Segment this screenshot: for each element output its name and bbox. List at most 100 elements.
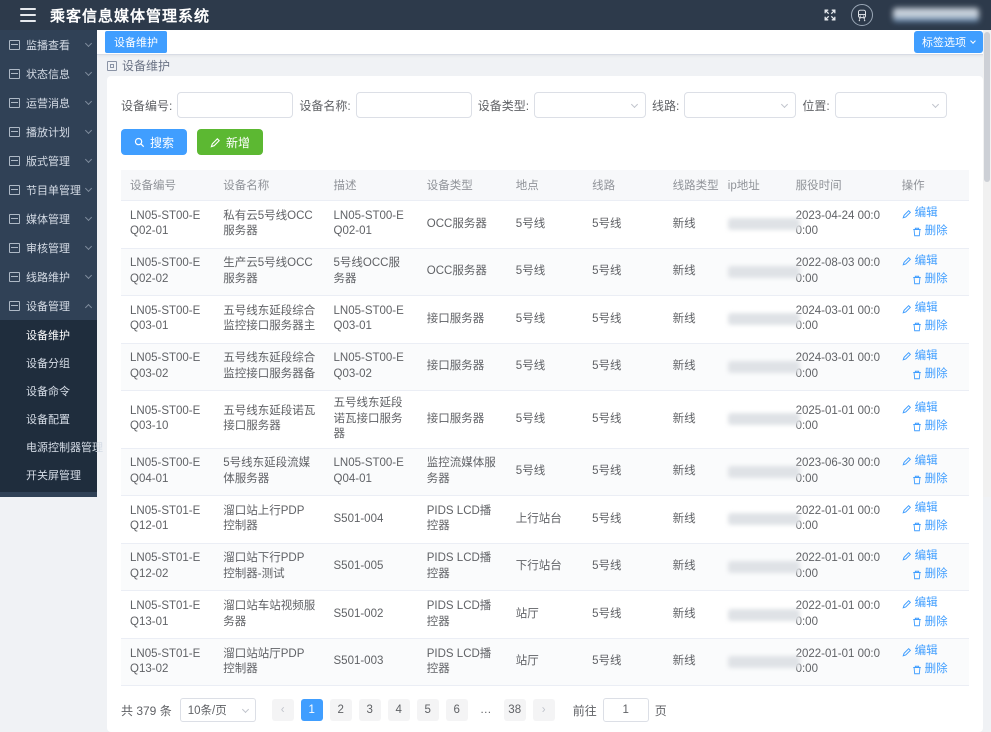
tab-bar: 设备维护 标签选项 <box>97 30 991 55</box>
next-page-button[interactable]: › <box>533 699 555 721</box>
sidebar-item-playlist-mgmt[interactable]: 节目单管理 <box>0 175 97 204</box>
sidebar-item-status-info[interactable]: 状态信息 <box>0 59 97 88</box>
user-avatar[interactable] <box>851 4 873 26</box>
filter-device-no: 设备编号: <box>121 92 293 118</box>
delete-icon <box>912 370 922 380</box>
edit-link[interactable]: 编辑 <box>902 549 938 565</box>
cell-line: 5号线 <box>583 201 664 249</box>
delete-link[interactable]: 删除 <box>912 519 948 535</box>
delete-link[interactable]: 删除 <box>912 615 948 631</box>
prev-page-button[interactable]: ‹ <box>272 699 294 721</box>
edit-link[interactable]: 编辑 <box>902 349 938 365</box>
chevron-down-icon <box>85 185 92 192</box>
cell-ops: 编辑删除 <box>893 543 969 591</box>
sidebar-subitem-power-controller-mgmt[interactable]: 电源控制器管理 <box>0 434 97 462</box>
search-button[interactable]: 搜索 <box>121 129 187 155</box>
sidebar-subitem-switch-screen-mgmt[interactable]: 开关屏管理 <box>0 462 97 490</box>
cell-location: 5号线 <box>507 343 583 391</box>
cell-device_name: 生产云5号线OCC服务器 <box>214 248 324 296</box>
briefcase-icon <box>9 156 20 166</box>
col-device-type: 设备类型 <box>418 170 507 201</box>
sidebar-subitem-device-config[interactable]: 设备配置 <box>0 406 97 434</box>
cell-service_time: 2024-03-01 00:00:00 <box>787 343 893 391</box>
goto-page-input[interactable] <box>603 698 649 722</box>
edit-link[interactable]: 编辑 <box>902 454 938 470</box>
goto-label: 前往 <box>573 702 597 719</box>
goto-page: 前往 页 <box>573 698 667 722</box>
cell-ops: 编辑删除 <box>893 391 969 449</box>
col-line: 线路 <box>583 170 664 201</box>
cell-line_type: 新线 <box>664 201 719 249</box>
sidebar-item-device-mgmt[interactable]: 设备管理 <box>0 291 97 320</box>
page-button-38[interactable]: 38 <box>504 699 526 721</box>
sidebar-item-play-plan[interactable]: 播放计划 <box>0 117 97 146</box>
cell-device_no: LN05-ST01-EQ13-02 <box>121 638 214 686</box>
tag-options-button[interactable]: 标签选项 <box>914 31 983 53</box>
device-name-input[interactable] <box>356 92 472 118</box>
redacted-ip <box>728 361 800 373</box>
sidebar-subitem-device-maintenance[interactable]: 设备维护 <box>0 322 97 350</box>
sidebar-item-layout-mgmt[interactable]: 版式管理 <box>0 146 97 175</box>
delete-link[interactable]: 删除 <box>912 319 948 335</box>
page-button-5[interactable]: 5 <box>417 699 439 721</box>
delete-link[interactable]: 删除 <box>912 662 948 678</box>
check-square-icon <box>9 243 20 253</box>
cell-description: LN05-ST00-EQ03-01 <box>325 296 418 344</box>
delete-link[interactable]: 删除 <box>912 567 948 583</box>
edit-link[interactable]: 编辑 <box>902 301 938 317</box>
hamburger-menu-icon[interactable] <box>20 8 36 22</box>
edit-link[interactable]: 编辑 <box>902 501 938 517</box>
chevron-down-icon <box>85 98 92 105</box>
fullscreen-toggle-icon[interactable] <box>823 8 837 22</box>
page-buttons: ‹ 123456 … 38 › <box>272 699 555 721</box>
sidebar-item-operation-message[interactable]: 运营消息 <box>0 88 97 117</box>
chevron-up-icon <box>85 303 92 310</box>
delete-link[interactable]: 删除 <box>912 419 948 435</box>
delete-link[interactable]: 删除 <box>912 224 948 240</box>
edit-icon <box>902 256 912 266</box>
tab-device-maintenance[interactable]: 设备维护 <box>105 31 167 53</box>
edit-icon <box>902 404 912 414</box>
sidebar-subitem-device-command[interactable]: 设备命令 <box>0 378 97 406</box>
sidebar-item-monitor-view[interactable]: 监播查看 <box>0 30 97 59</box>
page-button-4[interactable]: 4 <box>388 699 410 721</box>
cell-location: 站厅 <box>507 591 583 639</box>
cell-device_type: PIDS LCD播控器 <box>418 543 507 591</box>
delete-link[interactable]: 删除 <box>912 472 948 488</box>
cell-ops: 编辑删除 <box>893 201 969 249</box>
position-select[interactable] <box>835 92 947 118</box>
edit-icon <box>902 551 912 561</box>
cell-ip <box>719 201 787 249</box>
edit-link[interactable]: 编辑 <box>902 401 938 417</box>
delete-link[interactable]: 删除 <box>912 367 948 383</box>
cell-ops: 编辑删除 <box>893 448 969 496</box>
chevron-down-icon <box>85 69 92 76</box>
cell-line_type: 新线 <box>664 391 719 449</box>
page-ellipsis: … <box>475 699 497 721</box>
delete-link[interactable]: 删除 <box>912 272 948 288</box>
page-button-1[interactable]: 1 <box>301 699 323 721</box>
page-button-3[interactable]: 3 <box>359 699 381 721</box>
cell-device_no: LN05-ST00-EQ02-01 <box>121 201 214 249</box>
sidebar-item-line-maintenance[interactable]: 线路维护 <box>0 262 97 291</box>
sidebar-item-media-mgmt[interactable]: 媒体管理 <box>0 204 97 233</box>
scrollbar-thumb[interactable] <box>984 32 990 182</box>
sidebar-item-audit-mgmt[interactable]: 审核管理 <box>0 233 97 262</box>
edit-link[interactable]: 编辑 <box>902 644 938 660</box>
page-button-2[interactable]: 2 <box>330 699 352 721</box>
sidebar-subitem-device-group[interactable]: 设备分组 <box>0 350 97 378</box>
page-button-6[interactable]: 6 <box>446 699 468 721</box>
scrollbar[interactable] <box>983 30 991 497</box>
add-button[interactable]: 新增 <box>197 129 263 155</box>
username-redacted[interactable] <box>893 8 979 22</box>
edit-link[interactable]: 编辑 <box>902 596 938 612</box>
page-size-select[interactable]: 10条/页 <box>180 698 256 722</box>
edit-link[interactable]: 编辑 <box>902 254 938 270</box>
main-area: 设备维护 标签选项 设备维护 设备编号: 设备名称: 设备类型: 线路: <box>97 30 991 497</box>
delete-icon <box>912 570 922 580</box>
device-type-select[interactable] <box>534 92 646 118</box>
line-select[interactable] <box>684 92 796 118</box>
cell-line: 5号线 <box>583 296 664 344</box>
device-no-input[interactable] <box>177 92 293 118</box>
edit-link[interactable]: 编辑 <box>902 206 938 222</box>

◆ What you are asked to do ◆
Convert the material above into a JSON list of strings with one string per line, leaving out blank lines and the picture.

◆ Answer to this exercise ◆
[
  "Segment this screenshot: for each element output its name and bbox. List at most 100 elements.",
  "tab-bar: 设备维护 标签选项 <box>97 30 991 55</box>",
  "next-page-button[interactable]: › <box>533 699 555 721</box>",
  "sidebar-item-playlist-mgmt[interactable]: 节目单管理 <box>0 175 97 204</box>",
  "sidebar-item-status-info[interactable]: 状态信息 <box>0 59 97 88</box>",
  "user-avatar[interactable] <box>851 4 873 26</box>",
  "filter-device-no: 设备编号: <box>121 92 293 118</box>",
  "delete-icon <box>912 370 922 380</box>",
  "edit-link[interactable]: 编辑 <box>902 549 938 565</box>",
  "cell-line: 5号线 <box>583 201 664 249</box>",
  "delete-link[interactable]: 删除 <box>912 519 948 535</box>",
  "delete-link[interactable]: 删除 <box>912 615 948 631</box>",
  "prev-page-button[interactable]: ‹ <box>272 699 294 721</box>",
  "edit-link[interactable]: 编辑 <box>902 349 938 365</box>",
  "chevron-down-icon <box>85 185 92 192</box>",
  "cell-ops: 编辑删除 <box>893 543 969 591</box>",
  "sidebar-subitem-power-controller-mgmt[interactable]: 电源控制器管理 <box>0 434 97 462</box>",
  "search-button[interactable]: 搜索 <box>121 129 187 155</box>",
  "sidebar-subitem-switch-screen-mgmt[interactable]: 开关屏管理 <box>0 462 97 490</box>",
  "cell-location: 5号线 <box>507 343 583 391</box>",
  "cell-device_name: 生产云5号线OCC服务器 <box>214 248 324 296</box>",
  "briefcase-icon <box>9 156 20 166</box>",
  "col-device-type: 设备类型 <box>418 170 507 201</box>",
  "sidebar-subitem-device-config[interactable]: 设备配置 <box>0 406 97 434</box>",
  "cell-service_time: 2024-03-01 00:00:00 <box>787 343 893 391</box>",
  "goto-page-input[interactable] <box>603 698 649 722</box>",
  "edit-link[interactable]: 编辑 <box>902 454 938 470</box>",
  "goto-label: 前往 <box>573 702 597 719</box>",
  "goto-page: 前往 页 <box>573 698 667 722</box>",
  "cell-ops: 编辑删除 <box>893 391 969 449</box>",
  "col-line: 线路 <box>583 170 664 201</box>",
  "cell-line_type: 新线 <box>664 201 719 249</box>",
  "sidebar-item-device-mgmt[interactable]: 设备管理 <box>0 291 97 320</box>",
  "page-button-38[interactable]: 38 <box>504 699 526 721</box>",
  "sidebar-item-play-plan[interactable]: 播放计划 <box>0 117 97 146</box>",
  "cell-device_no: LN05-ST01-EQ13-02 <box>121 638 214 686</box>",
  "tag-options-button[interactable]: 标签选项 <box>914 31 983 53</box>",
  "device-name-input[interactable] <box>356 92 472 118</box>",
  "redacted-ip <box>728 361 800 373</box>",
  "sidebar-subitem-device-maintenance[interactable]: 设备维护 <box>0 322 97 350</box>",
  "sidebar-item-layout-mgmt[interactable]: 版式管理 <box>0 146 97 175</box>",
  "delete-link[interactable]: 删除 <box>912 319 948 335</box>",
  "page-button-5[interactable]: 5 <box>417 699 439 721</box>",
  "delete-link[interactable]: 删除 <box>912 662 948 678</box>",
  "check-square-icon <box>9 243 20 253</box>",
  "cell-description: LN05-ST00-EQ03-01 <box>325 296 418 344</box>",
  "delete-link[interactable]: 删除 <box>912 567 948 583</box>",
  "edit-link[interactable]: 编辑 <box>902 301 938 317</box>",
  "hamburger-menu-icon[interactable] <box>20 8 36 22</box>",
  "edit-link[interactable]: 编辑 <box>902 501 938 517</box>",
  "chevron-down-icon <box>85 98 92 105</box>",
  "fullscreen-toggle-icon[interactable] <box>823 8 837 22</box>",
  "page-buttons: ‹ 123456 … 38 › <box>272 699 555 721</box>",
  "sidebar-item-operation-message[interactable]: 运营消息 <box>0 88 97 117</box>",
  "chevron-up-icon <box>85 303 92 310</box>",
  "delete-link[interactable]: 删除 <box>912 419 948 435</box>",
  "delete-link[interactable]: 删除 <box>912 224 948 240</box>",
  "edit-icon <box>902 256 912 266</box>",
  "tab-device-maintenance[interactable]: 设备维护 <box>105 31 167 53</box>",
  "edit-icon <box>902 404 912 414</box>",
  "sidebar-subitem-device-command[interactable]: 设备命令 <box>0 378 97 406</box>",
  "sidebar-item-monitor-view[interactable]: 监播查看 <box>0 30 97 59</box>",
  "page-button-4[interactable]: 4 <box>388 699 410 721</box>",
  "cell-location: 站厅 <box>507 591 583 639</box>",
  "cell-device_type: PIDS LCD播控器 <box>418 543 507 591</box>",
  "delete-link[interactable]: 删除 <box>912 472 948 488</box>",
  "cell-ops: 编辑删除 <box>893 201 969 249</box>",
  "position-select[interactable] <box>835 92 947 118</box>",
  "edit-icon <box>902 551 912 561</box>",
  "cell-ip <box>719 201 787 249</box>",
  "edit-link[interactable]: 编辑 <box>902 401 938 417</box>",
  "delete-link[interactable]: 删除 <box>912 367 948 383</box>",
  "cell-ops: 编辑删除 <box>893 448 969 496</box>",
  "chevron-down-icon <box>85 69 92 76</box>",
  "cell-line_type: 新线 <box>664 391 719 449</box>",
  "page-ellipsis: … <box>475 699 497 721</box>",
  "delete-link[interactable]: 删除 <box>912 272 948 288</box>",
  "page-button-1[interactable]: 1 <box>301 699 323 721</box>",
  "page-button-3[interactable]: 3 <box>359 699 381 721</box>",
  "cell-device_no: LN05-ST00-EQ02-01 <box>121 201 214 249</box>",
  "sidebar-item-line-maintenance[interactable]: 线路维护 <box>0 262 97 291</box>",
  "sidebar-item-media-mgmt[interactable]: 媒体管理 <box>0 204 97 233</box>",
  "scrollbar-thumb[interactable] <box>984 32 990 182</box>",
  "sidebar-item-audit-mgmt[interactable]: 审核管理 <box>0 233 97 262</box>",
  "edit-link[interactable]: 编辑 <box>902 644 938 660</box>",
  "page-button-2[interactable]: 2 <box>330 699 352 721</box>",
  "sidebar-subitem-device-group[interactable]: 设备分组 <box>0 350 97 378</box>",
  "page-button-6[interactable]: 6 <box>446 699 468 721</box>",
  "scrollbar[interactable] <box>983 30 991 497</box>",
  "add-button[interactable]: 新增 <box>197 129 263 155</box>",
  "username-redacted[interactable] <box>893 8 979 22</box>",
  "edit-link[interactable]: 编辑 <box>902 596 938 612</box>",
  "page-size-select[interactable]: 10条/页 <box>180 698 256 722</box>",
  "edit-link[interactable]: 编辑 <box>902 254 938 270</box>",
  "main-area: 设备维护 标签选项 设备维护 设备编号: 设备名称: 设备类型: 线路: <box>97 30 991 497</box>",
  "delete-icon <box>912 570 922 580</box>",
  "device-type-select[interactable] <box>534 92 646 118</box>",
  "line-select[interactable] <box>684 92 796 118</box>",
  "cell-line: 5号线 <box>583 296 664 344</box>",
  "device-no-input[interactable] <box>177 92 293 118</box>",
  "edit-link[interactable]: 编辑 <box>902 206 938 222</box>"
]